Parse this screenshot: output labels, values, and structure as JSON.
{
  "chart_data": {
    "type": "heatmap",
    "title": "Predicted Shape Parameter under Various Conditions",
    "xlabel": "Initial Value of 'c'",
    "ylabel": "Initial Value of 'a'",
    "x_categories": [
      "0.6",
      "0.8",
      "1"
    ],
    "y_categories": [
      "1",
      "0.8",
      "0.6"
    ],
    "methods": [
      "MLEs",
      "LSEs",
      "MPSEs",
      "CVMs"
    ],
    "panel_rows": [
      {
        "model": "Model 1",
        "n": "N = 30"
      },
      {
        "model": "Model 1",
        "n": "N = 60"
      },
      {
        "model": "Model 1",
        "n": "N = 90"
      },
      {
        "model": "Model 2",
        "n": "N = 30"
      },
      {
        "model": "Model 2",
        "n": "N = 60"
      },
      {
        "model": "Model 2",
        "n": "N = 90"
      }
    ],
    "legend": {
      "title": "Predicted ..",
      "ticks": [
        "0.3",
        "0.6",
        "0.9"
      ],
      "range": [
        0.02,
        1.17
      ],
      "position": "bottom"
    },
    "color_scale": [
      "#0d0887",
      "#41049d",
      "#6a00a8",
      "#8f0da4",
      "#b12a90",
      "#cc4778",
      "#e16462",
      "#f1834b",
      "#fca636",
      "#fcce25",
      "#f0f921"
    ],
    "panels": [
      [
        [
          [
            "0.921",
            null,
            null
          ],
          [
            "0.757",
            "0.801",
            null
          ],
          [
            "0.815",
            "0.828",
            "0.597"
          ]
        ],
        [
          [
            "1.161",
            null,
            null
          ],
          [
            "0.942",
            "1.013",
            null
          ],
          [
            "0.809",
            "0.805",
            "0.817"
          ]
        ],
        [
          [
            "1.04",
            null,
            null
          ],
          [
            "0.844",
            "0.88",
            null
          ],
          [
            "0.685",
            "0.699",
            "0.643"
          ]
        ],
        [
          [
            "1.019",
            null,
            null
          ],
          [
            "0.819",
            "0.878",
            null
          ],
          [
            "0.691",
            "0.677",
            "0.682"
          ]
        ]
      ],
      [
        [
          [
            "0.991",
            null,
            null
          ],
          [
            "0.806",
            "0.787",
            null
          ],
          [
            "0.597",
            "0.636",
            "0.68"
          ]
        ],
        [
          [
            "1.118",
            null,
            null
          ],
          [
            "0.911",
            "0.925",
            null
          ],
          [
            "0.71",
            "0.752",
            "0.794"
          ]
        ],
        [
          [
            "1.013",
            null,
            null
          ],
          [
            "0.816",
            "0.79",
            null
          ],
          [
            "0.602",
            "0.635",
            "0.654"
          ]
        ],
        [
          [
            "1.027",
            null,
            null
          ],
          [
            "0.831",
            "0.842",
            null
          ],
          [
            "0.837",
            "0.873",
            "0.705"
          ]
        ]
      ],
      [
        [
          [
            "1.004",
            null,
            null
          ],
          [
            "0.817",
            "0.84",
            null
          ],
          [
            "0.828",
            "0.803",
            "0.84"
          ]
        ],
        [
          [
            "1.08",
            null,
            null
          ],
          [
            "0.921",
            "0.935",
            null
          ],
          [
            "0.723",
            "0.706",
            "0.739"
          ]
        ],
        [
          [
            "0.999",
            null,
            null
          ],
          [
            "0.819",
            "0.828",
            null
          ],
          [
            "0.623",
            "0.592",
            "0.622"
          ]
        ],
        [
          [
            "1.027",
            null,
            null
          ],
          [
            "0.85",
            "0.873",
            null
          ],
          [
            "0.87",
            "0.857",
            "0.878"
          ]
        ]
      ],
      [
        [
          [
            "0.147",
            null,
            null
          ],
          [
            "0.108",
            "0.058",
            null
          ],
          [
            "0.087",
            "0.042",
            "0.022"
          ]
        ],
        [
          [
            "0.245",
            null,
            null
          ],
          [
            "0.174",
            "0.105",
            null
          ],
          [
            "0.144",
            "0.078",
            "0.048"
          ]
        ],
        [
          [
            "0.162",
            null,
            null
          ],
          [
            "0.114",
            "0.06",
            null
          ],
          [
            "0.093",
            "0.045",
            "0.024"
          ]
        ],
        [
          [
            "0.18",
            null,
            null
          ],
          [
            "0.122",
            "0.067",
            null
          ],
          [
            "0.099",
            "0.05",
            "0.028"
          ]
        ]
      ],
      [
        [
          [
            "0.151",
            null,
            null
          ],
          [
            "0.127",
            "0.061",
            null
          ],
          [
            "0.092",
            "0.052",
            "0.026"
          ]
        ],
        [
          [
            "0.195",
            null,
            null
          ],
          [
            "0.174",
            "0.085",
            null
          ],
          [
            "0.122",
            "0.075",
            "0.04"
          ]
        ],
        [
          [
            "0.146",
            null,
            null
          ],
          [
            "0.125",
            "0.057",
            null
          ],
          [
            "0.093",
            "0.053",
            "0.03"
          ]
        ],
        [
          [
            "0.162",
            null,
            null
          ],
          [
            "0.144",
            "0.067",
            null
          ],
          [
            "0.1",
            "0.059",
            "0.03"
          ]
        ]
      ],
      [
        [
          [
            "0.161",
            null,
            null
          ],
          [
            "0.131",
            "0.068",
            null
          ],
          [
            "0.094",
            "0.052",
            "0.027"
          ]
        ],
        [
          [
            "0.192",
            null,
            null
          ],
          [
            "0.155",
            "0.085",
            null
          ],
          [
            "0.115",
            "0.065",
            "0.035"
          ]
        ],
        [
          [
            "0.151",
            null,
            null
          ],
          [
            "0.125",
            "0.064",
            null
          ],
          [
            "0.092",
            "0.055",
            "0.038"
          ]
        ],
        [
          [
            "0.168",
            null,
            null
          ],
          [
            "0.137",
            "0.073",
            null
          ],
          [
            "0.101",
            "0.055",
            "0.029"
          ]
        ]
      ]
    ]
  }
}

■ BRIEF: Transcribe every line of the data, exactly as it stands.

■ ANSWER TO THE TASK:
Parse this screenshot: output labels, values, and structure as JSON.
{
  "chart_data": {
    "type": "heatmap",
    "title": "Predicted Shape Parameter under Various Conditions",
    "xlabel": "Initial Value of 'c'",
    "ylabel": "Initial Value of 'a'",
    "x_categories": [
      "0.6",
      "0.8",
      "1"
    ],
    "y_categories": [
      "1",
      "0.8",
      "0.6"
    ],
    "methods": [
      "MLEs",
      "LSEs",
      "MPSEs",
      "CVMs"
    ],
    "panel_rows": [
      {
        "model": "Model 1",
        "n": "N = 30"
      },
      {
        "model": "Model 1",
        "n": "N = 60"
      },
      {
        "model": "Model 1",
        "n": "N = 90"
      },
      {
        "model": "Model 2",
        "n": "N = 30"
      },
      {
        "model": "Model 2",
        "n": "N = 60"
      },
      {
        "model": "Model 2",
        "n": "N = 90"
      }
    ],
    "legend": {
      "title": "Predicted ..",
      "ticks": [
        "0.3",
        "0.6",
        "0.9"
      ],
      "range": [
        0.02,
        1.17
      ],
      "position": "bottom"
    },
    "color_scale": [
      "#0d0887",
      "#41049d",
      "#6a00a8",
      "#8f0da4",
      "#b12a90",
      "#cc4778",
      "#e16462",
      "#f1834b",
      "#fca636",
      "#fcce25",
      "#f0f921"
    ],
    "panels": [
      [
        [
          [
            "0.921",
            null,
            null
          ],
          [
            "0.757",
            "0.801",
            null
          ],
          [
            "0.815",
            "0.828",
            "0.597"
          ]
        ],
        [
          [
            "1.161",
            null,
            null
          ],
          [
            "0.942",
            "1.013",
            null
          ],
          [
            "0.809",
            "0.805",
            "0.817"
          ]
        ],
        [
          [
            "1.04",
            null,
            null
          ],
          [
            "0.844",
            "0.88",
            null
          ],
          [
            "0.685",
            "0.699",
            "0.643"
          ]
        ],
        [
          [
            "1.019",
            null,
            null
          ],
          [
            "0.819",
            "0.878",
            null
          ],
          [
            "0.691",
            "0.677",
            "0.682"
          ]
        ]
      ],
      [
        [
          [
            "0.991",
            null,
            null
          ],
          [
            "0.806",
            "0.787",
            null
          ],
          [
            "0.597",
            "0.636",
            "0.68"
          ]
        ],
        [
          [
            "1.118",
            null,
            null
          ],
          [
            "0.911",
            "0.925",
            null
          ],
          [
            "0.71",
            "0.752",
            "0.794"
          ]
        ],
        [
          [
            "1.013",
            null,
            null
          ],
          [
            "0.816",
            "0.79",
            null
          ],
          [
            "0.602",
            "0.635",
            "0.654"
          ]
        ],
        [
          [
            "1.027",
            null,
            null
          ],
          [
            "0.831",
            "0.842",
            null
          ],
          [
            "0.837",
            "0.873",
            "0.705"
          ]
        ]
      ],
      [
        [
          [
            "1.004",
            null,
            null
          ],
          [
            "0.817",
            "0.84",
            null
          ],
          [
            "0.828",
            "0.803",
            "0.84"
          ]
        ],
        [
          [
            "1.08",
            null,
            null
          ],
          [
            "0.921",
            "0.935",
            null
          ],
          [
            "0.723",
            "0.706",
            "0.739"
          ]
        ],
        [
          [
            "0.999",
            null,
            null
          ],
          [
            "0.819",
            "0.828",
            null
          ],
          [
            "0.623",
            "0.592",
            "0.622"
          ]
        ],
        [
          [
            "1.027",
            null,
            null
          ],
          [
            "0.85",
            "0.873",
            null
          ],
          [
            "0.87",
            "0.857",
            "0.878"
          ]
        ]
      ],
      [
        [
          [
            "0.147",
            null,
            null
          ],
          [
            "0.108",
            "0.058",
            null
          ],
          [
            "0.087",
            "0.042",
            "0.022"
          ]
        ],
        [
          [
            "0.245",
            null,
            null
          ],
          [
            "0.174",
            "0.105",
            null
          ],
          [
            "0.144",
            "0.078",
            "0.048"
          ]
        ],
        [
          [
            "0.162",
            null,
            null
          ],
          [
            "0.114",
            "0.06",
            null
          ],
          [
            "0.093",
            "0.045",
            "0.024"
          ]
        ],
        [
          [
            "0.18",
            null,
            null
          ],
          [
            "0.122",
            "0.067",
            null
          ],
          [
            "0.099",
            "0.05",
            "0.028"
          ]
        ]
      ],
      [
        [
          [
            "0.151",
            null,
            null
          ],
          [
            "0.127",
            "0.061",
            null
          ],
          [
            "0.092",
            "0.052",
            "0.026"
          ]
        ],
        [
          [
            "0.195",
            null,
            null
          ],
          [
            "0.174",
            "0.085",
            null
          ],
          [
            "0.122",
            "0.075",
            "0.04"
          ]
        ],
        [
          [
            "0.146",
            null,
            null
          ],
          [
            "0.125",
            "0.057",
            null
          ],
          [
            "0.093",
            "0.053",
            "0.03"
          ]
        ],
        [
          [
            "0.162",
            null,
            null
          ],
          [
            "0.144",
            "0.067",
            null
          ],
          [
            "0.1",
            "0.059",
            "0.03"
          ]
        ]
      ],
      [
        [
          [
            "0.161",
            null,
            null
          ],
          [
            "0.131",
            "0.068",
            null
          ],
          [
            "0.094",
            "0.052",
            "0.027"
          ]
        ],
        [
          [
            "0.192",
            null,
            null
          ],
          [
            "0.155",
            "0.085",
            null
          ],
          [
            "0.115",
            "0.065",
            "0.035"
          ]
        ],
        [
          [
            "0.151",
            null,
            null
          ],
          [
            "0.125",
            "0.064",
            null
          ],
          [
            "0.092",
            "0.055",
            "0.038"
          ]
        ],
        [
          [
            "0.168",
            null,
            null
          ],
          [
            "0.137",
            "0.073",
            null
          ],
          [
            "0.101",
            "0.055",
            "0.029"
          ]
        ]
      ]
    ]
  }
}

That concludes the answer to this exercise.